- [TASK BRIEF] Within the listing below, locate all lines containing the word "caption". Copy each one.

- [GIVEN INFORMATION]
###
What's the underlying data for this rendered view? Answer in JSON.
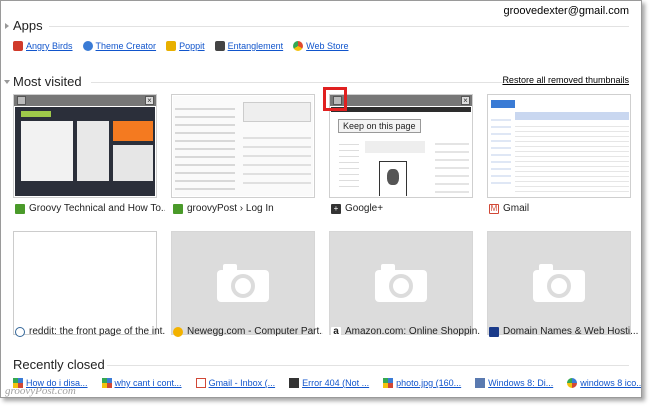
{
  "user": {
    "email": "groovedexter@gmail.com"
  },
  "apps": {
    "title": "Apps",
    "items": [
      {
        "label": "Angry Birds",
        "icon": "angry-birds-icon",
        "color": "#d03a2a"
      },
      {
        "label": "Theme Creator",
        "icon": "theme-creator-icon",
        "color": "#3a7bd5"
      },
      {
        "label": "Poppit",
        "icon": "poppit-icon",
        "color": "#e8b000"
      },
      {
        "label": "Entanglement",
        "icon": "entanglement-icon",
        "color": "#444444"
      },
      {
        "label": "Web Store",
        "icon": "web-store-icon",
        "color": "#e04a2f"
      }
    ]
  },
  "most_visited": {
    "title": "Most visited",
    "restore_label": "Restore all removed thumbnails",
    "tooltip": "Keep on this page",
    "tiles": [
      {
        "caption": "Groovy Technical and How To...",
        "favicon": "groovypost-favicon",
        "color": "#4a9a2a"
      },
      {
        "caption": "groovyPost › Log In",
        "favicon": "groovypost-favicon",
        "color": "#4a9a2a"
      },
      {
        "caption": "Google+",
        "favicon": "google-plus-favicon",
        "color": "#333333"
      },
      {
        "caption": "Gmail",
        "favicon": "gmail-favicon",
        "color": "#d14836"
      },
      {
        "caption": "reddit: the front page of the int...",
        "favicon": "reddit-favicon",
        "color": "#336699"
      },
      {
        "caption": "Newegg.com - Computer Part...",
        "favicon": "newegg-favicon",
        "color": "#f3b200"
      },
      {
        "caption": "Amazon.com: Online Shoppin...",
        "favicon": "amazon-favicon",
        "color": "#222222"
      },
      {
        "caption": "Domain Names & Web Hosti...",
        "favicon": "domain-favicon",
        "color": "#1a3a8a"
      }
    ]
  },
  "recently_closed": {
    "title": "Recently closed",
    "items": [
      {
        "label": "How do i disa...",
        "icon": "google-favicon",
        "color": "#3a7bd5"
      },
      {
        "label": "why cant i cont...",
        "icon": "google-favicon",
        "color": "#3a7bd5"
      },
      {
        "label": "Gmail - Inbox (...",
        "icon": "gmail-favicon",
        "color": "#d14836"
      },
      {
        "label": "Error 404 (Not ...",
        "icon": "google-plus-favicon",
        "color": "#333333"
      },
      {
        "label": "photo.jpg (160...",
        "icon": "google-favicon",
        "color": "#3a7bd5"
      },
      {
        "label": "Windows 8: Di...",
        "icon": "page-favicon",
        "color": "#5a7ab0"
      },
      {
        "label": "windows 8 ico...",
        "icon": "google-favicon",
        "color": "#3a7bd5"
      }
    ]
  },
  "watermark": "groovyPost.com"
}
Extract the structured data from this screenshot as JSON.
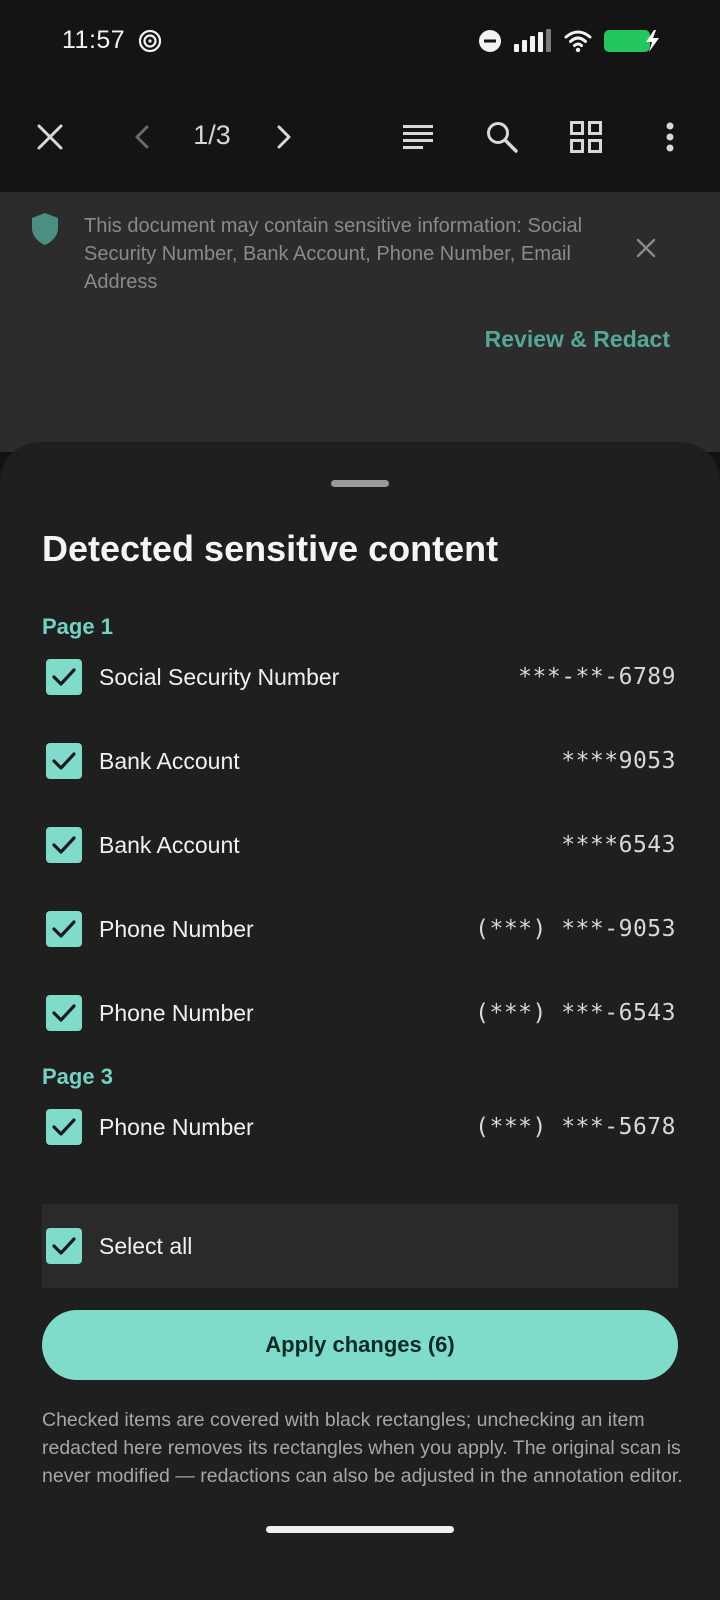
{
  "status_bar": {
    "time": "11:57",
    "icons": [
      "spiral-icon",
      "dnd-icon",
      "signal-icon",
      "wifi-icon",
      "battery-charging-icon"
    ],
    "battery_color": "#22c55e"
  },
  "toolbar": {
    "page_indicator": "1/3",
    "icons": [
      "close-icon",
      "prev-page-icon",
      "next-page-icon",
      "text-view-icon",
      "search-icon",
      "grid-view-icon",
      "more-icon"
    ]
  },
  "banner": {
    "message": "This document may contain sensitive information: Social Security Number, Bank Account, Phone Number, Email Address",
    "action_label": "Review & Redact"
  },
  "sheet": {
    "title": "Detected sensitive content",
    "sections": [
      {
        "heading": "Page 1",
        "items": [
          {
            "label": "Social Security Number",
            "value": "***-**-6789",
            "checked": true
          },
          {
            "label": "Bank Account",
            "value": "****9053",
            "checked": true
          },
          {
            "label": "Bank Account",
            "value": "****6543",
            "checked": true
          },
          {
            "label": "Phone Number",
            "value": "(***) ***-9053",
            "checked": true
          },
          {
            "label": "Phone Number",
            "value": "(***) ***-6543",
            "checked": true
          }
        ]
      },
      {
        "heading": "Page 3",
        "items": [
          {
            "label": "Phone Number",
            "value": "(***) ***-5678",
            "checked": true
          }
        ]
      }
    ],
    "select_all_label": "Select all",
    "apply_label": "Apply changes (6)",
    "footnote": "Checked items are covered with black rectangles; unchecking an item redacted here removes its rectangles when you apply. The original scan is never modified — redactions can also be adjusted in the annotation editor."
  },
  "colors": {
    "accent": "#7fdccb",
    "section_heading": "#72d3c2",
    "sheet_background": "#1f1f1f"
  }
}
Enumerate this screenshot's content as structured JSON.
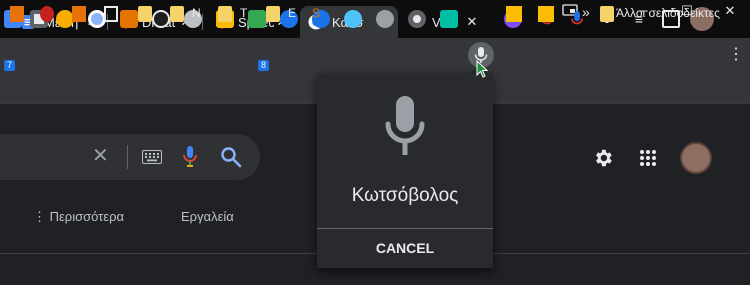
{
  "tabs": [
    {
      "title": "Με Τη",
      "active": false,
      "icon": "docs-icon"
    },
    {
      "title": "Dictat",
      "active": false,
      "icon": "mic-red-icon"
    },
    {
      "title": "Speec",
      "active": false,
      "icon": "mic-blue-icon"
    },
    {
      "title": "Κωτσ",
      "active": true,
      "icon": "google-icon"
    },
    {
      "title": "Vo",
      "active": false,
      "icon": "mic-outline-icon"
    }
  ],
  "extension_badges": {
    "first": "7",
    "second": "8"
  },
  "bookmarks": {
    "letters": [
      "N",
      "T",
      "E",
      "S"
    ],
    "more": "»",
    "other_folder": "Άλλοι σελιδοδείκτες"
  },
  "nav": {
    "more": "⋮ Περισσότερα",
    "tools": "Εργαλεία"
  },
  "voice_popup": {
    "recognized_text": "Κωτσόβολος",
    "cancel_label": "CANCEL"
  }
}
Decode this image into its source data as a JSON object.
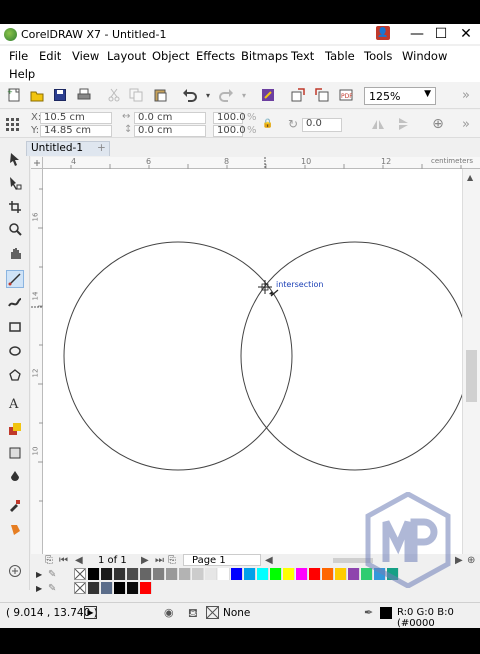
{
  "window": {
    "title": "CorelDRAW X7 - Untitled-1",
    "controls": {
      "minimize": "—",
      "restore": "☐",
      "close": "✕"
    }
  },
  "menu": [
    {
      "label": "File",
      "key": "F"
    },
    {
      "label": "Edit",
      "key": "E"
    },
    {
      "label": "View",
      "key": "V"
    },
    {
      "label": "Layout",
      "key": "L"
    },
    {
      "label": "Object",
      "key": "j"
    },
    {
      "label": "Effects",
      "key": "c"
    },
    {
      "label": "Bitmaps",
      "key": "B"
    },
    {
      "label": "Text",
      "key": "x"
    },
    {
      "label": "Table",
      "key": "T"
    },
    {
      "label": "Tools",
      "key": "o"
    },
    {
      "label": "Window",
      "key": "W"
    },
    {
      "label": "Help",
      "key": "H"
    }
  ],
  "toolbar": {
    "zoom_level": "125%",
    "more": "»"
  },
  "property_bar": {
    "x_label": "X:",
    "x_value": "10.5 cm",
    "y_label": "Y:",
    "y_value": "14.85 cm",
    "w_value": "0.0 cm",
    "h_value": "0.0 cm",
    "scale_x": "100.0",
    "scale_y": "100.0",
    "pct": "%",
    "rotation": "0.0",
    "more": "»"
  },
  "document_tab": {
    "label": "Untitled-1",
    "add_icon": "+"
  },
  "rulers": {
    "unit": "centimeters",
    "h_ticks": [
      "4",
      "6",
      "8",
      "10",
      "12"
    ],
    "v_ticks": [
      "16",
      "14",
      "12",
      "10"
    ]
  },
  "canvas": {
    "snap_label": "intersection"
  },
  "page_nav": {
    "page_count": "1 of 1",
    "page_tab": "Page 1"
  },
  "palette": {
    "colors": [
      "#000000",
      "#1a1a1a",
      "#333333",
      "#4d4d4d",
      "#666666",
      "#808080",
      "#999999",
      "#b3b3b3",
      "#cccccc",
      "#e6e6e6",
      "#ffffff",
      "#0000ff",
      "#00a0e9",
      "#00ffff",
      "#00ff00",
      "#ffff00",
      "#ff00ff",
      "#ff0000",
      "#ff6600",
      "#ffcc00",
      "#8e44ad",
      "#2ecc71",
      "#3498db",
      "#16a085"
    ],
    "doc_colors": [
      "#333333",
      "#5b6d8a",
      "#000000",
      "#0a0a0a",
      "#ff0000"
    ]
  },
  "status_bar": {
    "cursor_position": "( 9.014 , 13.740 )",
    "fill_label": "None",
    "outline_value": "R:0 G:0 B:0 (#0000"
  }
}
###
- [RESULT OF THE EXERCISE]
        "caption": "Groovy Technical and How To...",
        "caption": "groovyPost › Log In",
        "caption": "Google+",
        "caption": "Gmail",
        "caption": "reddit: the front page of the int...",
        "caption": "Newegg.com - Computer Part...",
        "caption": "Amazon.com: Online Shoppin...",
        "caption": "Domain Names & Web Hosti...",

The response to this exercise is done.